Take every line where the string "this" appears and copy it.

*** Source material ***

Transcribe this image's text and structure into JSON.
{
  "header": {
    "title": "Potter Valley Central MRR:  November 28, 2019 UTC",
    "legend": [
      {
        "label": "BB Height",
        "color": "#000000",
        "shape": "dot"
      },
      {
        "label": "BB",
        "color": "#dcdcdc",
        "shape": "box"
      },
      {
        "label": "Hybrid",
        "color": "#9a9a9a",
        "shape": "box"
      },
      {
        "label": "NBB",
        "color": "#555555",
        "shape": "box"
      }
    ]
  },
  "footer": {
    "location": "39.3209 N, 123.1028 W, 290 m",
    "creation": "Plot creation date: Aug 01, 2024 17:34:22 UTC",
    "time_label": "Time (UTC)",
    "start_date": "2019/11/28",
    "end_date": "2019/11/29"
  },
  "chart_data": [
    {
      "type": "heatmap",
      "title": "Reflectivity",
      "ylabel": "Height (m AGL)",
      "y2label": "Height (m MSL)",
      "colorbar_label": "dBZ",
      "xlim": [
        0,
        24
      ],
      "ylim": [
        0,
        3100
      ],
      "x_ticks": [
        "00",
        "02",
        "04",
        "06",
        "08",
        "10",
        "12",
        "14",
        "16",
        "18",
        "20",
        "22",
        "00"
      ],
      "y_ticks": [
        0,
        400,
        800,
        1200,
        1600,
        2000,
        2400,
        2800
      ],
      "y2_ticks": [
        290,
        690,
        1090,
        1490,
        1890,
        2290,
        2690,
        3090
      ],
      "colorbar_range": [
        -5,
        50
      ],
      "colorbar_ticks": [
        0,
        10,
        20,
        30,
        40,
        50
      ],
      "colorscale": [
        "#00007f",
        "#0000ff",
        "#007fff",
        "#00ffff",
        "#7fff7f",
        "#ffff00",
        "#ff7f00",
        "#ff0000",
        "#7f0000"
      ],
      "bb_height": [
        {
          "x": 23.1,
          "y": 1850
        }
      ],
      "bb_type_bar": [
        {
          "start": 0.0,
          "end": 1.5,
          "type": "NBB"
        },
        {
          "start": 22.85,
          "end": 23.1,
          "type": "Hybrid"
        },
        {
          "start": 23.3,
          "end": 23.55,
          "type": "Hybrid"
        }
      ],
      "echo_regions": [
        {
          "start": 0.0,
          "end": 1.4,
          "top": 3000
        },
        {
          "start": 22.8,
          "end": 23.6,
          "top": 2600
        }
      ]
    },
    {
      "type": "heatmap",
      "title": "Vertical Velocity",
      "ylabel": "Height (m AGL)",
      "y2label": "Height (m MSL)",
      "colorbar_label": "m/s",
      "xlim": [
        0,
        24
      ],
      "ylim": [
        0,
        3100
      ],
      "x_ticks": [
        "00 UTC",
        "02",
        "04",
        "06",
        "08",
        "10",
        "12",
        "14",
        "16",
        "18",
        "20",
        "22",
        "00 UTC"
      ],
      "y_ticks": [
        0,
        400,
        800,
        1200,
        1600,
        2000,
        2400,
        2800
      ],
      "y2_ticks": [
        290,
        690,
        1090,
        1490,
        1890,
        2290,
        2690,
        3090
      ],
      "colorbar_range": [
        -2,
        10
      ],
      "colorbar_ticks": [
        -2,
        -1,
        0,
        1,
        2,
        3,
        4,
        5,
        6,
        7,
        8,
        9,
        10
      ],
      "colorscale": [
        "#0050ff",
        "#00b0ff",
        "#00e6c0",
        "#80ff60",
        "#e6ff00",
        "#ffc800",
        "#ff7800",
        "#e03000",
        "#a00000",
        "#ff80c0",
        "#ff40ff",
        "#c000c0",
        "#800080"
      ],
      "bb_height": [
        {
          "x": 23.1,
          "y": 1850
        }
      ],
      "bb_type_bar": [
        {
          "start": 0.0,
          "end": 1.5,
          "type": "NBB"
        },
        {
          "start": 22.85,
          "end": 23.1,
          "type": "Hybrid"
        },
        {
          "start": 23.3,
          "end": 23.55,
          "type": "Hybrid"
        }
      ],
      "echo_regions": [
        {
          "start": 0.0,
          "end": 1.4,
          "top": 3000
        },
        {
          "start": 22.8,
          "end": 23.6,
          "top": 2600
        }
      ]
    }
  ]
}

***
*** Source material ***

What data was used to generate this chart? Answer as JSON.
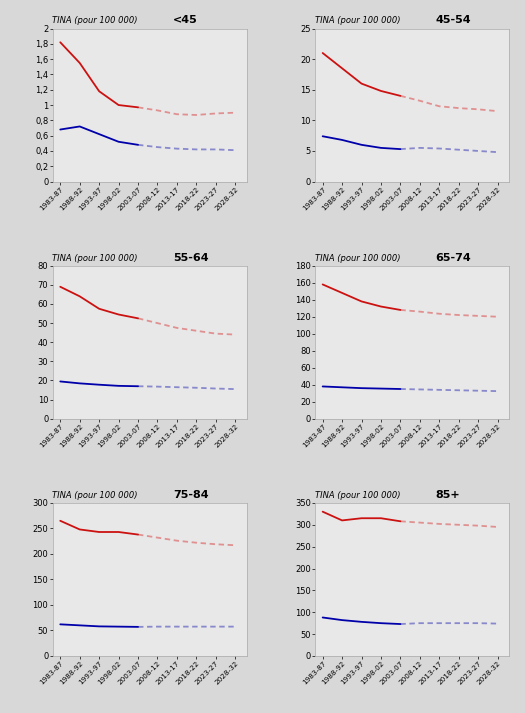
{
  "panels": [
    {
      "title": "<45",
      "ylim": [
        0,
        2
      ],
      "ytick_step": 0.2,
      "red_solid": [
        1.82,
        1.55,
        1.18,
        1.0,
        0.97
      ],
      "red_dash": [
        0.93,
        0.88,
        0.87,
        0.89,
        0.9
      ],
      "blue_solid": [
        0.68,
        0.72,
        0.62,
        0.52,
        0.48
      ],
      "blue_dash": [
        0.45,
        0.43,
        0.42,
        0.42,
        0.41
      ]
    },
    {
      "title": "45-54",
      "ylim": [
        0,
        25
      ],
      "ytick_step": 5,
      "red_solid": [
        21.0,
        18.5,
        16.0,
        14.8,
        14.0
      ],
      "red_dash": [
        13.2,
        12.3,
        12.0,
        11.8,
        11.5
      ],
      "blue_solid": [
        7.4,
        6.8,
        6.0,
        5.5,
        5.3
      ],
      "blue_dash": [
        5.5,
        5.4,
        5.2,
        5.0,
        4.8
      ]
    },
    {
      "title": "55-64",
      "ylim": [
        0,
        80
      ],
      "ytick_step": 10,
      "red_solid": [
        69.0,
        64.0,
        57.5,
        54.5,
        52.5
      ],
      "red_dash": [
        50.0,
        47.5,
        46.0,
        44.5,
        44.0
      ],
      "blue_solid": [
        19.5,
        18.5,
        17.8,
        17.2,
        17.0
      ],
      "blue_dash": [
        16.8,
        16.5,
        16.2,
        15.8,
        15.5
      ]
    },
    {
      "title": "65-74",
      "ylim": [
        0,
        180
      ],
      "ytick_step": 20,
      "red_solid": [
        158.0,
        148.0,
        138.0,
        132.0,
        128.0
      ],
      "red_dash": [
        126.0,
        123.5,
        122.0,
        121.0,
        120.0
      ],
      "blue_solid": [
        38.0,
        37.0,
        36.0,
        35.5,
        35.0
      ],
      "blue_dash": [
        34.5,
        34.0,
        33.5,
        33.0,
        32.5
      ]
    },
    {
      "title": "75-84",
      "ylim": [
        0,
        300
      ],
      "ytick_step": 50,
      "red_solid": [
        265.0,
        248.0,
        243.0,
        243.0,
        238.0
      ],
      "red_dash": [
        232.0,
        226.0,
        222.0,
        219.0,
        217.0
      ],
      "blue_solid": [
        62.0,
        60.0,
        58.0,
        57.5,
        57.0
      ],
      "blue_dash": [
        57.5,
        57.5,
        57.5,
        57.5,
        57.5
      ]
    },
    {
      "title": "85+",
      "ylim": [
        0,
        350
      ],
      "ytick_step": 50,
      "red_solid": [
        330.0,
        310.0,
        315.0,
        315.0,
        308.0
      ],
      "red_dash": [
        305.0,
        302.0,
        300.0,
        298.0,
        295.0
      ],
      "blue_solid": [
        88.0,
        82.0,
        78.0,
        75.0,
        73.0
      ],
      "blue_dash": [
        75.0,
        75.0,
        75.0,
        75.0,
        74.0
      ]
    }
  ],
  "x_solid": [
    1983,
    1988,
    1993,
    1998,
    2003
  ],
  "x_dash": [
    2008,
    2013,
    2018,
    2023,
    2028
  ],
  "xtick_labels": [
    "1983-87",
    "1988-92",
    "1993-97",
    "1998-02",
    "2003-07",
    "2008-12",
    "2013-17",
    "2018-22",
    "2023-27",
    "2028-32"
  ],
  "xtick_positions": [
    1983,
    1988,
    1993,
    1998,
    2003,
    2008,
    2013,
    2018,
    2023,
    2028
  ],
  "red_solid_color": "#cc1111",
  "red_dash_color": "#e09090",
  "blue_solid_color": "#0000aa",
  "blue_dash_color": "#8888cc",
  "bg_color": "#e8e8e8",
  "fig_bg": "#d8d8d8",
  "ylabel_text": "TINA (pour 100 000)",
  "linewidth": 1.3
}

***

#### [Output of the exercise]
Transcribe this image's text and structure into JSON.
What data was used to generate this chart? Answer as JSON.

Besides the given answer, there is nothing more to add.